Take the records underneath and set them down exactly.

§ **Data**
______________________________
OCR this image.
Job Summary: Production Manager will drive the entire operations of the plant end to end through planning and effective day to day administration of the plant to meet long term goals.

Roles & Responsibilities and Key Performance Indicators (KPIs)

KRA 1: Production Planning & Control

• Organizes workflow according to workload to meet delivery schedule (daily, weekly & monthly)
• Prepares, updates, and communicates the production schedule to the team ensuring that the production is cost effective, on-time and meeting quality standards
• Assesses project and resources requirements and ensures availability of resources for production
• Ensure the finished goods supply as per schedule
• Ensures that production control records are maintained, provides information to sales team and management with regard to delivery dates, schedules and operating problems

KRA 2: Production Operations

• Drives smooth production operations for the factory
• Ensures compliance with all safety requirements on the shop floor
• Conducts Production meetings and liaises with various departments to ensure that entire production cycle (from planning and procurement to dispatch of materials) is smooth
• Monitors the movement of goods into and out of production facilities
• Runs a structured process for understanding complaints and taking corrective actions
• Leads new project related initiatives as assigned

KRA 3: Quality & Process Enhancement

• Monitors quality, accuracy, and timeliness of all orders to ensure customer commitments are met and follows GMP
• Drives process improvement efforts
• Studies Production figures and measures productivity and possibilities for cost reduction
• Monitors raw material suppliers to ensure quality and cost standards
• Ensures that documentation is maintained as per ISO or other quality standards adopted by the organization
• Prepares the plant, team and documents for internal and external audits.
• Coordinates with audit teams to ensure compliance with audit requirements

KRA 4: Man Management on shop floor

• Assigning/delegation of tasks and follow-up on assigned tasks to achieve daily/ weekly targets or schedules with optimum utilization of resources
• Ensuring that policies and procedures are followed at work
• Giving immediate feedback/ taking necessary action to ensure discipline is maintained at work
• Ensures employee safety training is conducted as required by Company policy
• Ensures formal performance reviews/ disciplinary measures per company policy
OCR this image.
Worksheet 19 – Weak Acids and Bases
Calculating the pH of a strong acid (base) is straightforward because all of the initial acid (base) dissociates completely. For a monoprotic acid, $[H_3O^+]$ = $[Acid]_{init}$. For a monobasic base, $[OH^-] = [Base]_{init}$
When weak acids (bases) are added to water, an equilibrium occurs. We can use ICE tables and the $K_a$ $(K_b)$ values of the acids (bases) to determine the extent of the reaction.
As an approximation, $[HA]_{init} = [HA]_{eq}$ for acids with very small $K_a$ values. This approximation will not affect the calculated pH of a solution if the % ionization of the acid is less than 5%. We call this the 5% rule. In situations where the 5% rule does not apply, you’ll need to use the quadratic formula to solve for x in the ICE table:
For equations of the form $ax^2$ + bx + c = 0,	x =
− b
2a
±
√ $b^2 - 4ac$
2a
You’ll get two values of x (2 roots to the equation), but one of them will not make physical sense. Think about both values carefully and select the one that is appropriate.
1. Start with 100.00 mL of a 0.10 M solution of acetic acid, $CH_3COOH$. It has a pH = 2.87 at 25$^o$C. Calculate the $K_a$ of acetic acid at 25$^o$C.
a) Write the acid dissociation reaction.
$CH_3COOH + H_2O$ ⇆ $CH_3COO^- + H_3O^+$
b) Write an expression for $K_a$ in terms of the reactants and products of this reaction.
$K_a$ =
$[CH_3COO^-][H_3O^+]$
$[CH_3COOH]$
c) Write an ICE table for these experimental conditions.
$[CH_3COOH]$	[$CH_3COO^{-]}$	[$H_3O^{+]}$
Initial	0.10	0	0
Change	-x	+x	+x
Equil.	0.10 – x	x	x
______________________________
§ **Response to this task**
OCR this image.
Job Summary: Production Manager will drive the entire operations of the plant end to end through planning and effective day to day administration of the plant to meet long term goals.

Roles & Responsibilities and Key Performance Indicators (KPIs)

KRA 1: Production Planning & Control

• Organizes workflow according to workload to meet delivery schedule (daily, weekly & monthly)
• Prepares, updates, and communicates the production schedule to the team ensuring that the production is cost effective, on-time and meeting quality standards
• Assesses project and resources requirements and ensures availability of resources for production
• Ensure the finished goods supply as per schedule
• Ensures that production control records are maintained, provides information to sales team and management with regard to delivery dates, schedules and operating problems

KRA 2: Production Operations

• Drives smooth production operations for the factory
• Ensures compliance with all safety requirements on the shop floor
• Conducts Production meetings and liaises with various departments to ensure that entire production cycle (from planning and procurement to dispatch of materials) is smooth
• Monitors the movement of goods into and out of production facilities
• Runs a structured process for understanding complaints and taking corrective actions
• Leads new project related initiatives as assigned

KRA 3: Quality & Process Enhancement

• Monitors quality, accuracy, and timeliness of all orders to ensure customer commitments are met and follows GMP
• Drives process improvement efforts
• Studies Production figures and measures productivity and possibilities for cost reduction
• Monitors raw material suppliers to ensure quality and cost standards
• Ensures that documentation is maintained as per ISO or other quality standards adopted by the organization
• Prepares the plant, team and documents for internal and external audits.
• Coordinates with audit teams to ensure compliance with audit requirements

KRA 4: Man Management on shop floor

• Assigning/delegation of tasks and follow-up on assigned tasks to achieve daily/ weekly targets or schedules with optimum utilization of resources
• Ensuring that policies and procedures are followed at work
• Giving immediate feedback/ taking necessary action to ensure discipline is maintained at work
• Ensures employee safety training is conducted as required by Company policy
• Ensures formal performance reviews/ disciplinary measures per company policy
OCR this image.
Worksheet 19 – Weak Acids and Bases
Calculating the pH of a strong acid (base) is straightforward because all of the initial acid (base) dissociates completely. For a monoprotic acid, $[H_3O^+]$ = $[Acid]_{init}$. For a monobasic base, $[OH^-] = [Base]_{init}$
When weak acids (bases) are added to water, an equilibrium occurs. We can use ICE tables and the $K_a$ $(K_b)$ values of the acids (bases) to determine the extent of the reaction.
As an approximation, $[HA]_{init} = [HA]_{eq}$ for acids with very small $K_a$ values. This approximation will not affect the calculated pH of a solution if the % ionization of the acid is less than 5%. We call this the 5% rule. In situations where the 5% rule does not apply, you’ll need to use the quadratic formula to solve for x in the ICE table:
For equations of the form $ax^2$ + bx + c = 0,	x =
− b
2a
±
√ $b^2 - 4ac$
2a
You’ll get two values of x (2 roots to the equation), but one of them will not make physical sense. Think about both values carefully and select the one that is appropriate.
1. Start with 100.00 mL of a 0.10 M solution of acetic acid, $CH_3COOH$. It has a pH = 2.87 at 25$^o$C. Calculate the $K_a$ of acetic acid at 25$^o$C.
a) Write the acid dissociation reaction.
$CH_3COOH + H_2O$ ⇆ $CH_3COO^- + H_3O^+$
b) Write an expression for $K_a$ in terms of the reactants and products of this reaction.
$K_a$ =
$[CH_3COO^-][H_3O^+]$
$[CH_3COOH]$
c) Write an ICE table for these experimental conditions.
$[CH_3COOH]$	[$CH_3COO^{-]}$	[$H_3O^{+]}$
Initial	0.10	0	0
Change	-x	+x	+x
Equil.	0.10 – x	x	x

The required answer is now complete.